WRITTEN REQUEST: Write out the entire listing below exactly, with the pictures left out.

LISTED ENTRIES:

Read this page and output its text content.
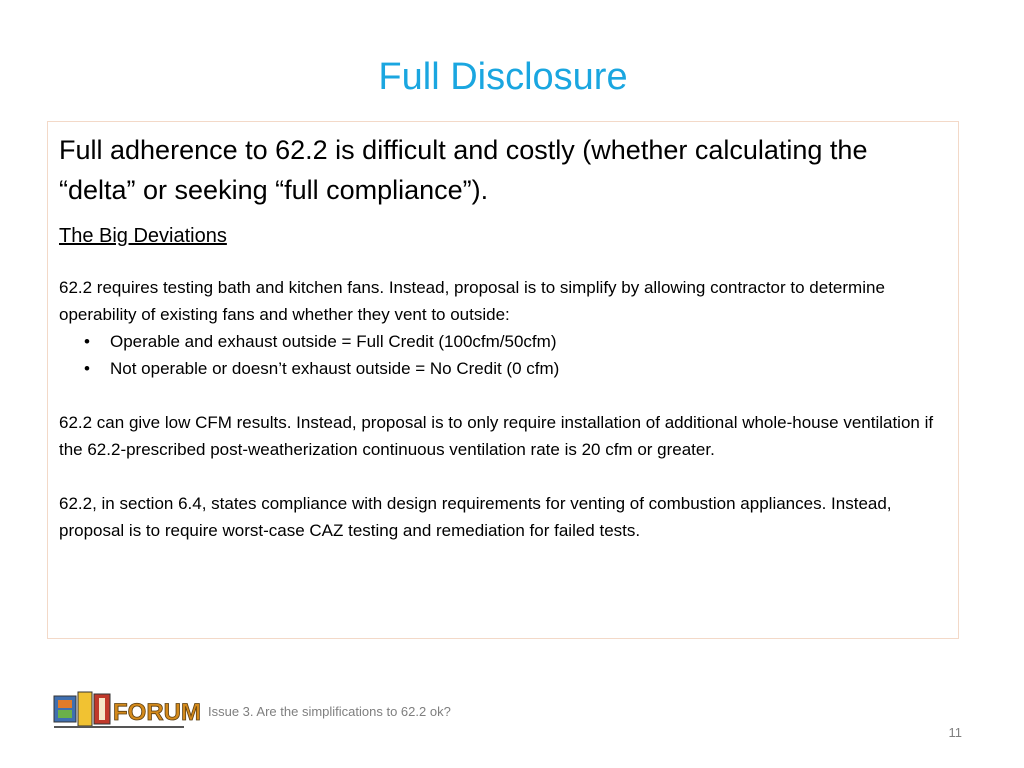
Full Disclosure

Full adherence to 62.2 is difficult and costly (whether calculating the “delta” or seeking “full compliance”).

The Big Deviations

62.2 requires testing bath and kitchen fans. Instead, proposal is to simplify by allowing contractor to determine operability of existing fans and whether they vent to outside:

• Operable and exhaust outside = Full Credit (100cfm/50cfm)
• Not operable or doesn’t exhaust outside = No Credit (0 cfm)

62.2 can give low CFM results. Instead, proposal is to only require installation of additional whole-house ventilation if the 62.2-prescribed post-weatherization continuous ventilation rate is 20 cfm or greater.

62.2, in section 6.4, states compliance with design requirements for venting of combustion appliances. Instead, proposal is to require worst-case CAZ testing and remediation for failed tests.

FORUM Issue 3. Are the simplifications to 62.2 ok?
11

RESPONSE TO THIS EXERCISE:
Read this page and output its text content.
Full Disclosure

Full adherence to 62.2 is difficult and costly (whether calculating the “delta” or seeking “full compliance”).

The Big Deviations

62.2 requires testing bath and kitchen fans. Instead, proposal is to simplify by allowing contractor to determine operability of existing fans and whether they vent to outside:

• Operable and exhaust outside = Full Credit (100cfm/50cfm)
• Not operable or doesn’t exhaust outside = No Credit (0 cfm)

62.2 can give low CFM results. Instead, proposal is to only require installation of additional whole-house ventilation if the 62.2-prescribed post-weatherization continuous ventilation rate is 20 cfm or greater.

62.2, in section 6.4, states compliance with design requirements for venting of combustion appliances. Instead, proposal is to require worst-case CAZ testing and remediation for failed tests.

FORUM Issue 3. Are the simplifications to 62.2 ok?
11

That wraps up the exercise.